Every line below is to be quoted exactly, with nothing added or dropped.
+++
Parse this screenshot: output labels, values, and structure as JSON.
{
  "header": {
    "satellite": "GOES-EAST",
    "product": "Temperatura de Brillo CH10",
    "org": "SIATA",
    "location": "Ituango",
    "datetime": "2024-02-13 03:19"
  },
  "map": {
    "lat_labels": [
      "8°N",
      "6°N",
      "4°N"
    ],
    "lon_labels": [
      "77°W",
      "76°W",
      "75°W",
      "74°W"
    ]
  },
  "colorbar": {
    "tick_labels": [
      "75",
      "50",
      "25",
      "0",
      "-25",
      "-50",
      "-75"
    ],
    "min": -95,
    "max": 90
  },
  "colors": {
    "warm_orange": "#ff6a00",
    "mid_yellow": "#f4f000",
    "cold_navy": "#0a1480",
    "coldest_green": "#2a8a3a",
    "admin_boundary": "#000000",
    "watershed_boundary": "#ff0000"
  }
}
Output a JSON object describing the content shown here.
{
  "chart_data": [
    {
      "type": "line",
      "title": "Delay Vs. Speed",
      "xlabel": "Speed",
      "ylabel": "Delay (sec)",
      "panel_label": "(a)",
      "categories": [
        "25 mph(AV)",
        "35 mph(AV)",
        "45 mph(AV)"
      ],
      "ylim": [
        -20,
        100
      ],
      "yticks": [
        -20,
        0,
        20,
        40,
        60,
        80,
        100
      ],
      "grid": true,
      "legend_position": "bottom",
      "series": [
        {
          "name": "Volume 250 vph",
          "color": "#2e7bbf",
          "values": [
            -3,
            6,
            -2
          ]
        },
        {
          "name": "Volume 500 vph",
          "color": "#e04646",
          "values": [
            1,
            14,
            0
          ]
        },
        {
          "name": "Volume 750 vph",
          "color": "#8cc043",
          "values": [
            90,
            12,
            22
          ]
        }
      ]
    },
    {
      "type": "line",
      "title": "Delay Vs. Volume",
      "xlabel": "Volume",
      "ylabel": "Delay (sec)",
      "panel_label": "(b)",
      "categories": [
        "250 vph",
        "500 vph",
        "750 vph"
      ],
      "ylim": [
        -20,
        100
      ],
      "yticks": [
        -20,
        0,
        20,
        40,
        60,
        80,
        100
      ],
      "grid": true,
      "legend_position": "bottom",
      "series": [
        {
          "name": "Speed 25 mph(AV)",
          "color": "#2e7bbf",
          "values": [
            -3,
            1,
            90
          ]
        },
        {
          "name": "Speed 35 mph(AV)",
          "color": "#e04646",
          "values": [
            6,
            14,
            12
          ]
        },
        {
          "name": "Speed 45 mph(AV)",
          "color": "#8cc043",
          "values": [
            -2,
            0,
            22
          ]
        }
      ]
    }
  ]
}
+++
Task response:
Parse this screenshot: output labels, values, and structure as JSON.
{
  "header": {
    "satellite": "GOES-EAST",
    "product": "Temperatura de Brillo CH10",
    "org": "SIATA",
    "location": "Ituango",
    "datetime": "2024-02-13 03:19"
  },
  "map": {
    "lat_labels": [
      "8°N",
      "6°N",
      "4°N"
    ],
    "lon_labels": [
      "77°W",
      "76°W",
      "75°W",
      "74°W"
    ]
  },
  "colorbar": {
    "tick_labels": [
      "75",
      "50",
      "25",
      "0",
      "-25",
      "-50",
      "-75"
    ],
    "min": -95,
    "max": 90
  },
  "colors": {
    "warm_orange": "#ff6a00",
    "mid_yellow": "#f4f000",
    "cold_navy": "#0a1480",
    "coldest_green": "#2a8a3a",
    "admin_boundary": "#000000",
    "watershed_boundary": "#ff0000"
  }
}
Output a JSON object describing the content shown here.
{
  "chart_data": [
    {
      "type": "line",
      "title": "Delay Vs. Speed",
      "xlabel": "Speed",
      "ylabel": "Delay (sec)",
      "panel_label": "(a)",
      "categories": [
        "25 mph(AV)",
        "35 mph(AV)",
        "45 mph(AV)"
      ],
      "ylim": [
        -20,
        100
      ],
      "yticks": [
        -20,
        0,
        20,
        40,
        60,
        80,
        100
      ],
      "grid": true,
      "legend_position": "bottom",
      "series": [
        {
          "name": "Volume 250 vph",
          "color": "#2e7bbf",
          "values": [
            -3,
            6,
            -2
          ]
        },
        {
          "name": "Volume 500 vph",
          "color": "#e04646",
          "values": [
            1,
            14,
            0
          ]
        },
        {
          "name": "Volume 750 vph",
          "color": "#8cc043",
          "values": [
            90,
            12,
            22
          ]
        }
      ]
    },
    {
      "type": "line",
      "title": "Delay Vs. Volume",
      "xlabel": "Volume",
      "ylabel": "Delay (sec)",
      "panel_label": "(b)",
      "categories": [
        "250 vph",
        "500 vph",
        "750 vph"
      ],
      "ylim": [
        -20,
        100
      ],
      "yticks": [
        -20,
        0,
        20,
        40,
        60,
        80,
        100
      ],
      "grid": true,
      "legend_position": "bottom",
      "series": [
        {
          "name": "Speed 25 mph(AV)",
          "color": "#2e7bbf",
          "values": [
            -3,
            1,
            90
          ]
        },
        {
          "name": "Speed 35 mph(AV)",
          "color": "#e04646",
          "values": [
            6,
            14,
            12
          ]
        },
        {
          "name": "Speed 45 mph(AV)",
          "color": "#8cc043",
          "values": [
            -2,
            0,
            22
          ]
        }
      ]
    }
  ]
}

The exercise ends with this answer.